(Stored items from a collection)
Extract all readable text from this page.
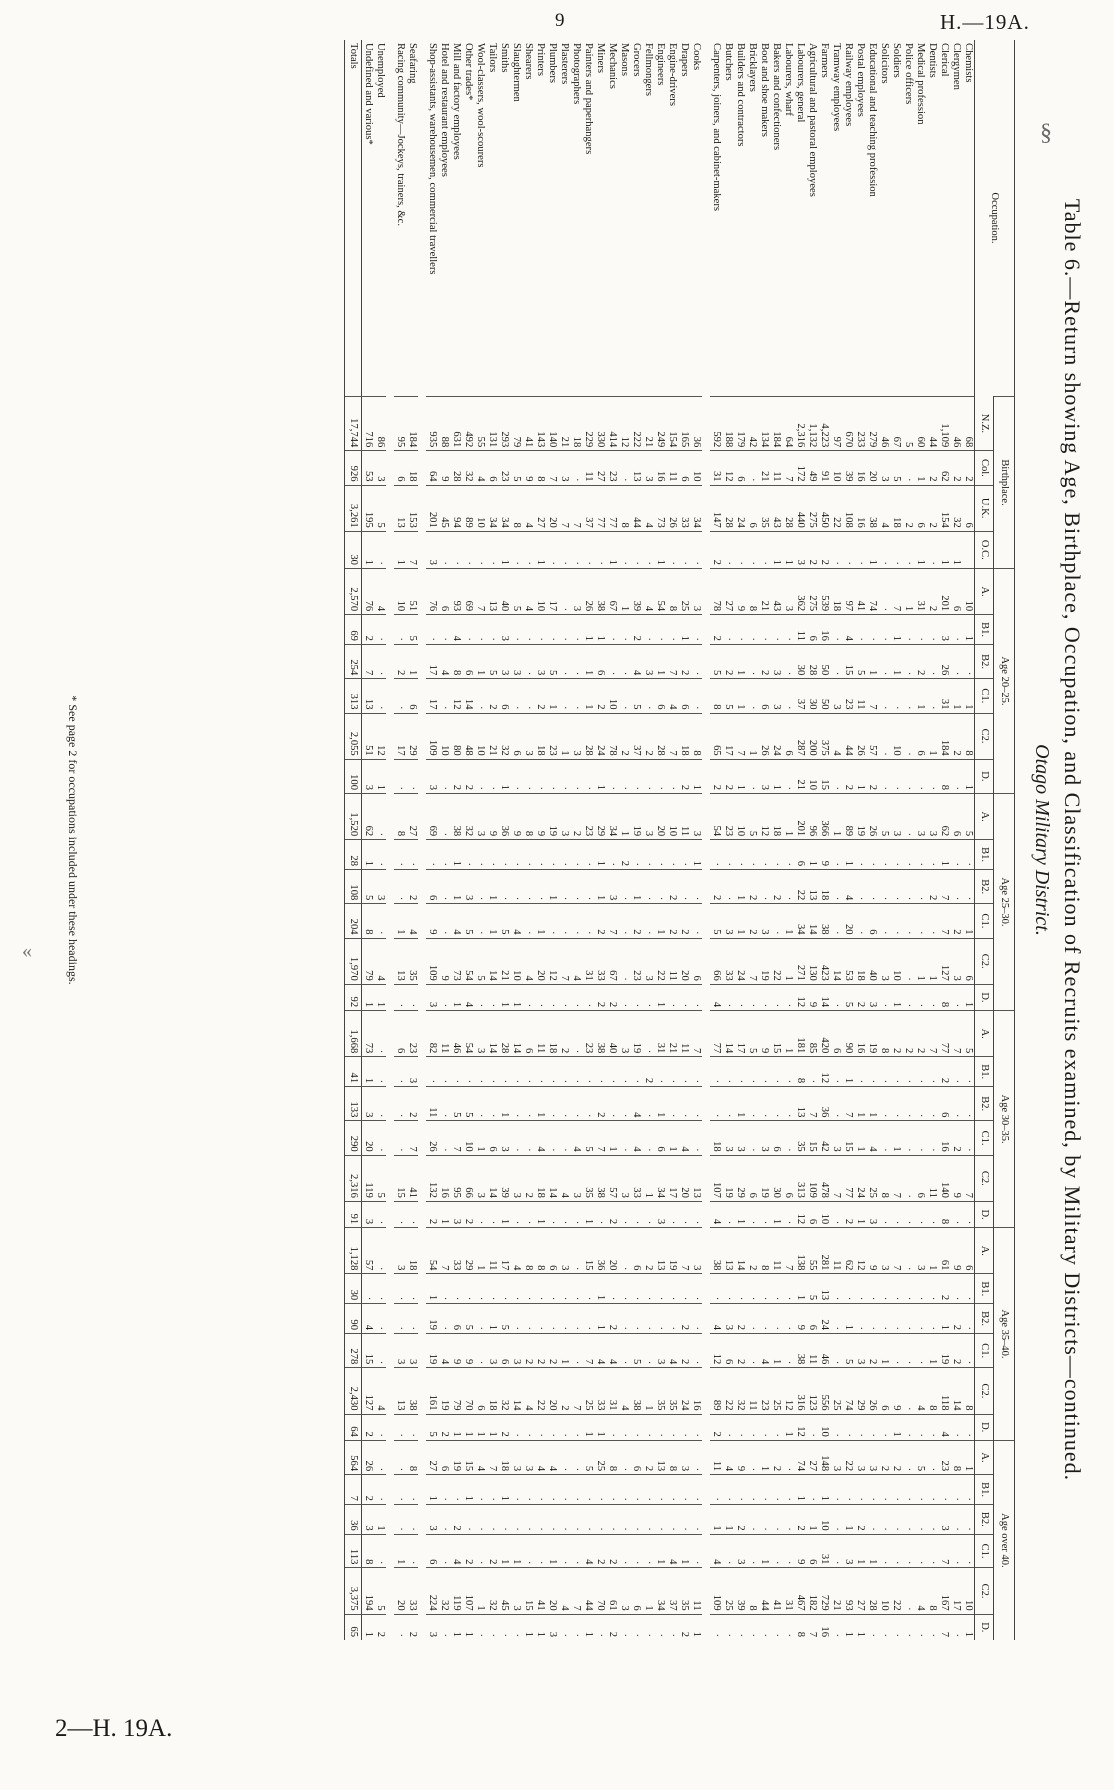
9	H.—19A.
§
«
2—H. 19A.
Table 6.—Return showing Age, Birthplace, Occupation, and Classification of Recruits examined, by Military Districts—continued.
Otago Military District.
Occupation.	Birthplace.				Age 20–25.						Age 25–30.						Age 30–35.						Age 35–40.						Age over 40.					
	N.Z.	Col.	U.K.	O.C.	A.	B1.	B2.	C1.	C2.	D.	A.	B1.	B2.	C1.	C2.	D.	A.	B1.	B2.	C1.	C2.	D.	A.	B1.	B2.	C1.	C2.	D.	A.	B1.	B2.	C1.	C2.	D.
Chemists	68	2	6		10	1	·	1	8	1	5	·	·	1	6	1	5	·	·	·	7	·	6	·	·	·	8	·	1	·	·	·	10	1
Clergymen	46	2	32	1	6	·	·	1	2	·	6	·	·	2	3	·	7	·	·	2	9	·	9	·	2	2	14	·	8	·	·	·	17	·
Clerical	1,109	62	154	1	201	3	26	31	184	8	62	1	7	7	127	8	77	2	6	16	140	8	61	2	1	19	118	4	23	·	3	7	167	7
Dentists	44	2	2	·	2	·	·	·	1	·	3	·	2	·	1	·	7	·	·	·	11	·	1	·	·	1	8	·	·	·	·	·	8	·
Medical profession	60	1	6	1	31	·	2	1	6	·	3	·	·	·	1	·	2	·	·	·	6	·	3	·	·	·	4	·	5	·	·	·	4	·
Police officers	5	·	2	·	1	·	·	·	·	·	·	·	·	·	·	·	2	·	·	·	·	·	·	·	·	·	·	·	·	·	·	·	·	·
Soldiers	67	5	18	·	7	1	1	·	10	·	3	·	·	·	10	1	2	·	·	1	7	·	7	·	·	·	9	1	2	·	·	·	22	·
Solicitors	46	3	4	·	·	·	·	·	·	·	5	·	·	·	3	·	8	·	·	·	8	·	3	·	·	1	6	·	2	·	·	·	10	·
Educational and teaching profession	279	20	38	1	74	·	1	7	57	2	26	·	·	6	40	3	19	·	1	4	25	3	9	·	·	2	26	·	3	·	·	1	28	·
Postal employees	233	16	16	·	41	·	5	11	26	1	19	·	·	·	18	2	16	·	1	1	24	1	12	·	·	3	29	·	3	·	2	1	27	1
Railway employees	670	39	108	·	97	4	15	23	44	2	89	1	4	20	53	5	90	1	7	15	77	2	62	·	1	5	74	·	22	·	1	3	93	1
Tramway employees	97	10	22	·	18	·	·	3	4	·	1	·	·	·	14	·	6	·	·	3	7	·	11	·	·	·	25	·	3	·	·	·	21	·
Farmers	4,223	91	450	2	539	16	50	50	375	15	366	9	18	38	423	14	420	12	36	42	478	10	281	13	24	46	556	10	148	1	10	31	729	16
Agricultural and pastoral employees	1,132	49	275	2	275	6	28	30	200	10	96	1	13	14	130	9	85	·	7	15	109	6	55	5	6	11	123	·	27	·	1	6	182	7
Labourers, general	2,316	172	440	3	362	11	30	37	287	21	201	6	22	34	271	12	181	8	13	35	313	12	138	1	9	38	316	12	74	1	2	9	467	8
Labourers, wharf	64	7	28	1	3	·	·	·	6	·	1	·	·	1	1	·	1	·	·	·	6	·	7	·	·	·	12	1	·	·	·	·	31	·
Bakers and confectioners	184	11	43	1	43	·	3	3	24	1	18	·	2	·	22	·	15	·	·	6	30	1	11	·	·	1	25	·	2	·	·	·	41	·
Boot and shoe makers	134	21	35	·	21	·	2	6	26	3	12	·	·	3	19	·	9	·	·	3	19	·	8	·	·	4	23	·	1	·	·	1	44	·
Bricklayers	42	·	6	·	8	·	·	·	1	·	5	·	2	2	7	·	5	·	·	·	6	·	2	·	·	·	11	·	·	·	·	·	8	·
Builders and contractors	179	6	24	·	9	·	1	1	7	1	10	·	1	1	24	·	17	·	1	3	29	1	14	·	2	2	32	·	9	·	2	3	39	·
Butchers	188	12	28	·	27	·	2	5	17	2	23	·	·	3	33	·	14	·	·	3	19	·	13	·	3	6	22	·	4	·	1	·	25	·
Carpenters, joiners, and cabinet-makers	592	31	147	2	78	2	5	8	65	2	54	·	2	5	66	4	77	·	·	18	107	4	38	·	4	12	89	2	11	·	1	4	109	·

Cooks	36	10	34	·	3	·	·	·	8	1	3	1	·	·	6	·	7	·	·	·	13	·	3	·	·	·	16	·	·	·	·	·	11	1
Drapers	165	6	33	·	25	1	2	6	18	2	11	·	·	2	20	·	11	·	·	4	20	·	7	·	2	2	24	·	3	·	·	1	35	2
Engine-drivers	154	11	26	·	8	·	7	4	7	·	10	·	2	2	11	·	21	·	·	1	17	·	19	·	·	4	35	·	8	·	·	4	37	·
Engineers	249	16	73	1	54	·	1	6	28	·	20	·	·	1	22	1	31	·	1	6	34	3	13	·	·	3	35	·	13	·	·	1	34	·
Fellmongers	21	3	4	·	4	·	3	·	2	·	3	·	·	·	3	·	·	2	·	·	1	·	2	·	·	·	1	·	2	·	·	·	1	·
Grocers	222	13	44	·	39	2	4	5	37	·	19	·	1	2	23	·	19	·	4	4	33	·	6	·	·	5	38	·	6	·	·	·	6	·
Masons	12	·	8	·	1	·	·	·	2	·	1	2	·	·	·	·	3	·	·	·	3	·	·	·	·	·	4	·	·	·	·	·	3	·
Mechanics	414	23	77	1	67	·	·	10	78	·	34	·	3	7	67	2	40	·	·	1	57	2	20	·	2	4	31	·	8	·	·	2	61	2
Miners	330	27	77	·	38	1	6	2	24	1	29	1	1	2	33	2	38	·	2	7	38	·	36	1	1	4	33	1	25	·	·	2	70	·
Painters and paperhangers	229	11	37	·	26	1	1	1	28	·	23	·	·	·	31	·	23	·	·	5	35	1	15	·	·	7	25	1	5	·	·	4	44	1
Photographers	18	·	7	·	3	·	·	·	3	·	2	·	·	·	4	·	·	·	·	4	3	·	·	·	·	·	7	·	·	·	·	·	7	·
Plasterers	21	3	7	·	·	·	·	·	1	·	3	·	·	·	7	·	2	·	·	·	4	·	3	·	·	1	2	·	·	·	·	·	4	·
Plumbers	140	7	20	·	17	·	5	1	23	·	19	·	1	·	12	·	18	·	·	·	14	·	6	·	·	2	20	·	4	·	·	1	20	3
Printers	143	8	27	1	10	·	3	2	18	·	9	·	·	1	20	·	11	·	1	4	18	1	8	·	·	2	22	·	4	·	·	·	41	1
Shearers	41	9	4	·	4	·	·	·	3	·	8	·	·	·	4	·	6	·	·	·	2	·	8	·	·	2	4	·	3	·	·	·	15	1
Slaughtermen	79	5	8	·	5	·	3	·	6	·	9	·	·	4	10	1	14	·	·	·	3	·	4	·	·	3	14	·	3	·	·	1	3	·
Smiths	293	23	34	1	40	3	3	6	32	1	36	·	·	5	21	1	28	·	1	3	39	1	17	·	5	6	32	2	18	1	·	1	45	·
Tailors	131	6	34	·	13	·	5	2	21	·	9	·	1	1	14	·	14	·	·	6	14	·	11	·	1	3	18	1	7	·	·	2	32	·
Wool-classers, wool-scourers	55	4	10	·	7	·	1	·	10	·	3	·	·	·	5	·	3	·	·	1	3	·	1	·	·	·	6	1	4	·	·	·	1	·
Other trades*	492	32	89	·	69	·	6	14	48	2	32	·	3	5	54	4	54	·	5	10	66	2	29	·	5	9	70	1	15	1	·	2	107	1
Mill and factory employees	631	28	94	·	93	4	8	12	80	2	38	1	1	4	73	1	46	·	5	7	95	3	33	·	6	9	79	1	19	·	2	4	119	1
Hotel and restaurant employees	88	9	45	·	6	·	4	·	10	·	·	·	·	·	9	·	11	·	·	·	16	1	7	·	·	4	19	2	6	·	·	·	32	·
Shop-assistants, warehousemen, commercial travellers	935	64	201	3	76	·	17	17	109	3	69	·	6	9	109	3	82	·	11	26	132	2	54	1	19	19	161	5	27	1	3	6	224	3

Seafaring	184	18	153	7	51	5	1	6	29	·	27	·	2	4	35	·	23	3	2	7	41	·	18	·	·	3	38	·	8	·	·	·	33	2
Racing community—Jockeys, trainers, &c.	95	6	13	1	10	·	2	·	17	·	8	·	·	1	13	·	6	·	·	·	15	·	3	·	·	3	13	·	·	·	·	1	20	·

Unemployed	86	3	5	·	4	·	·	·	12	1	·	·	3	·	4	1	·	·	·	·	5	·	·	·	·	·	4	·	·	·	1	·	5	2
Undefined and various*	716	53	195	1	76	2	7	13	51	3	62	1	5	8	79	1	73	1	3	20	119	3	57	·	4	15	127	2	26	2	3	8	194	1
Totals	17,744	926	3,261	30	2,570	69	254	313	2,055	100	1,520	28	108	204	1,970	92	1,668	41	133	290	2,316	91	1,128	30	90	278	2,430	64	564	7	36	113	3,375	65
* See page 2 for occupations included under these headings.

=== WHAT IS ASKED ===
Go through the listing above and pull out each line containing the word "employees".

=== WORKED SOLUTION ===
Postal employees	233	16	16	·	41	·	5	11	26	1	19	·	·	·	18	2	16	·	1	1	24	1	12	·	·	3	29	·	3	·	2	1	27	1
Railway employees	670	39	108	·	97	4	15	23	44	2	89	1	4	20	53	5	90	1	7	15	77	2	62	·	1	5	74	·	22	·	1	3	93	1
Tramway employees	97	10	22	·	18	·	·	3	4	·	1	·	·	·	14	·	6	·	·	3	7	·	11	·	·	·	25	·	3	·	·	·	21	·
Agricultural and pastoral employees	1,132	49	275	2	275	6	28	30	200	10	96	1	13	14	130	9	85	·	7	15	109	6	55	5	6	11	123	·	27	·	1	6	182	7
Mill and factory employees	631	28	94	·	93	4	8	12	80	2	38	1	1	4	73	1	46	·	5	7	95	3	33	·	6	9	79	1	19	·	2	4	119	1
Hotel and restaurant employees	88	9	45	·	6	·	4	·	10	·	·	·	·	·	9	·	11	·	·	·	16	1	7	·	·	4	19	2	6	·	·	·	32	·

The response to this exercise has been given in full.